What the task requires:
Write out every entry word for word.

******

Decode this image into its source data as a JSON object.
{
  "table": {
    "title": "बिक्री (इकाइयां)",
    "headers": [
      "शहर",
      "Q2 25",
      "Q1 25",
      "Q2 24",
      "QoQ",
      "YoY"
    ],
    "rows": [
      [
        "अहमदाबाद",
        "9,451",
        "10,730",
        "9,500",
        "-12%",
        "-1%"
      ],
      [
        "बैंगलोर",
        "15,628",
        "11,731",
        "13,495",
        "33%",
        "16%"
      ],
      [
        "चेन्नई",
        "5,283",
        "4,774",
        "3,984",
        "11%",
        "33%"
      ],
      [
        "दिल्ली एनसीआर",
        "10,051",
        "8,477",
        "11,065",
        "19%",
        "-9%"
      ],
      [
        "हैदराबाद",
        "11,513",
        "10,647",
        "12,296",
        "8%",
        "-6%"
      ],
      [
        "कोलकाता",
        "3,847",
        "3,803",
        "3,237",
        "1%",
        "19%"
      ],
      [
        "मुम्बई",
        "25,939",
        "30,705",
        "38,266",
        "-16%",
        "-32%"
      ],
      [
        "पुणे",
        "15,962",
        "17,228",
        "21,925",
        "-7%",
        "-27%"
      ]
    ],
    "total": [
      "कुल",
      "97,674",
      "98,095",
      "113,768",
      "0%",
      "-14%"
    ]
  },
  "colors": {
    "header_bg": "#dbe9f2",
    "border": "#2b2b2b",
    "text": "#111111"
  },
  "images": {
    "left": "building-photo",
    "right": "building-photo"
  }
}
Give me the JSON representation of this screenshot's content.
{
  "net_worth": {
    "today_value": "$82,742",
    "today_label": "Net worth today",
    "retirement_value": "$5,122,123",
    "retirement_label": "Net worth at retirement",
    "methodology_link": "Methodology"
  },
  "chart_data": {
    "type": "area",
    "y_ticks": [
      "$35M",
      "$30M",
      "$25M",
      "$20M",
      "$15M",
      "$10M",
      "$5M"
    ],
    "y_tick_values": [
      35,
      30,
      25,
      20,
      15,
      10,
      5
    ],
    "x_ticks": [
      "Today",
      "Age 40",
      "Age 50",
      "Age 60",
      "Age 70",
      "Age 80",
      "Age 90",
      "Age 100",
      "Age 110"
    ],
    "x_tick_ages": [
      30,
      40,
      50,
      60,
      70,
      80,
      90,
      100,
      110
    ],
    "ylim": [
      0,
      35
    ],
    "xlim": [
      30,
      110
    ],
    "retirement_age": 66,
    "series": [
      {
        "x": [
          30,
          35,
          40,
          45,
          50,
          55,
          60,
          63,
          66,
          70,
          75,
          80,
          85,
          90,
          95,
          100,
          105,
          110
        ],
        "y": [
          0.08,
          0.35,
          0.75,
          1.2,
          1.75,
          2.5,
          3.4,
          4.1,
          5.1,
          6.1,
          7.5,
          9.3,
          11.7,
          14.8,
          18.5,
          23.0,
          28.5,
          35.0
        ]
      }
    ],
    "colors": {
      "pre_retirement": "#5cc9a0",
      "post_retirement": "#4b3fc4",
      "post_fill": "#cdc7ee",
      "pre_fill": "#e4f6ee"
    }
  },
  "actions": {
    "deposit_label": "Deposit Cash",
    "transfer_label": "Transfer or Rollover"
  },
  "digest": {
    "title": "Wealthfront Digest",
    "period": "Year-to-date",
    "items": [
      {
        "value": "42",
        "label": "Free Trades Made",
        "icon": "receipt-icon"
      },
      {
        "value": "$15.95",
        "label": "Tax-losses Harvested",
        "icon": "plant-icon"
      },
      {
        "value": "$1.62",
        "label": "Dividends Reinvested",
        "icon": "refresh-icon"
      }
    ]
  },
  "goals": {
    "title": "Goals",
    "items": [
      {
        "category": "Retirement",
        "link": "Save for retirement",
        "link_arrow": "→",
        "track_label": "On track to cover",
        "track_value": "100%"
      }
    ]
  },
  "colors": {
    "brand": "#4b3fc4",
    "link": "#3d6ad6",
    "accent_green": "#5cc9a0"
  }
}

******

Task response:
Decode this image into its source data as a JSON object.
{
  "table": {
    "title": "बिक्री (इकाइयां)",
    "headers": [
      "शहर",
      "Q2 25",
      "Q1 25",
      "Q2 24",
      "QoQ",
      "YoY"
    ],
    "rows": [
      [
        "अहमदाबाद",
        "9,451",
        "10,730",
        "9,500",
        "-12%",
        "-1%"
      ],
      [
        "बैंगलोर",
        "15,628",
        "11,731",
        "13,495",
        "33%",
        "16%"
      ],
      [
        "चेन्नई",
        "5,283",
        "4,774",
        "3,984",
        "11%",
        "33%"
      ],
      [
        "दिल्ली एनसीआर",
        "10,051",
        "8,477",
        "11,065",
        "19%",
        "-9%"
      ],
      [
        "हैदराबाद",
        "11,513",
        "10,647",
        "12,296",
        "8%",
        "-6%"
      ],
      [
        "कोलकाता",
        "3,847",
        "3,803",
        "3,237",
        "1%",
        "19%"
      ],
      [
        "मुम्बई",
        "25,939",
        "30,705",
        "38,266",
        "-16%",
        "-32%"
      ],
      [
        "पुणे",
        "15,962",
        "17,228",
        "21,925",
        "-7%",
        "-27%"
      ]
    ],
    "total": [
      "कुल",
      "97,674",
      "98,095",
      "113,768",
      "0%",
      "-14%"
    ]
  },
  "colors": {
    "header_bg": "#dbe9f2",
    "border": "#2b2b2b",
    "text": "#111111"
  },
  "images": {
    "left": "building-photo",
    "right": "building-photo"
  }
}
Give me the JSON representation of this screenshot's content.
{
  "net_worth": {
    "today_value": "$82,742",
    "today_label": "Net worth today",
    "retirement_value": "$5,122,123",
    "retirement_label": "Net worth at retirement",
    "methodology_link": "Methodology"
  },
  "chart_data": {
    "type": "area",
    "y_ticks": [
      "$35M",
      "$30M",
      "$25M",
      "$20M",
      "$15M",
      "$10M",
      "$5M"
    ],
    "y_tick_values": [
      35,
      30,
      25,
      20,
      15,
      10,
      5
    ],
    "x_ticks": [
      "Today",
      "Age 40",
      "Age 50",
      "Age 60",
      "Age 70",
      "Age 80",
      "Age 90",
      "Age 100",
      "Age 110"
    ],
    "x_tick_ages": [
      30,
      40,
      50,
      60,
      70,
      80,
      90,
      100,
      110
    ],
    "ylim": [
      0,
      35
    ],
    "xlim": [
      30,
      110
    ],
    "retirement_age": 66,
    "series": [
      {
        "x": [
          30,
          35,
          40,
          45,
          50,
          55,
          60,
          63,
          66,
          70,
          75,
          80,
          85,
          90,
          95,
          100,
          105,
          110
        ],
        "y": [
          0.08,
          0.35,
          0.75,
          1.2,
          1.75,
          2.5,
          3.4,
          4.1,
          5.1,
          6.1,
          7.5,
          9.3,
          11.7,
          14.8,
          18.5,
          23.0,
          28.5,
          35.0
        ]
      }
    ],
    "colors": {
      "pre_retirement": "#5cc9a0",
      "post_retirement": "#4b3fc4",
      "post_fill": "#cdc7ee",
      "pre_fill": "#e4f6ee"
    }
  },
  "actions": {
    "deposit_label": "Deposit Cash",
    "transfer_label": "Transfer or Rollover"
  },
  "digest": {
    "title": "Wealthfront Digest",
    "period": "Year-to-date",
    "items": [
      {
        "value": "42",
        "label": "Free Trades Made",
        "icon": "receipt-icon"
      },
      {
        "value": "$15.95",
        "label": "Tax-losses Harvested",
        "icon": "plant-icon"
      },
      {
        "value": "$1.62",
        "label": "Dividends Reinvested",
        "icon": "refresh-icon"
      }
    ]
  },
  "goals": {
    "title": "Goals",
    "items": [
      {
        "category": "Retirement",
        "link": "Save for retirement",
        "link_arrow": "→",
        "track_label": "On track to cover",
        "track_value": "100%"
      }
    ]
  },
  "colors": {
    "brand": "#4b3fc4",
    "link": "#3d6ad6",
    "accent_green": "#5cc9a0"
  }
}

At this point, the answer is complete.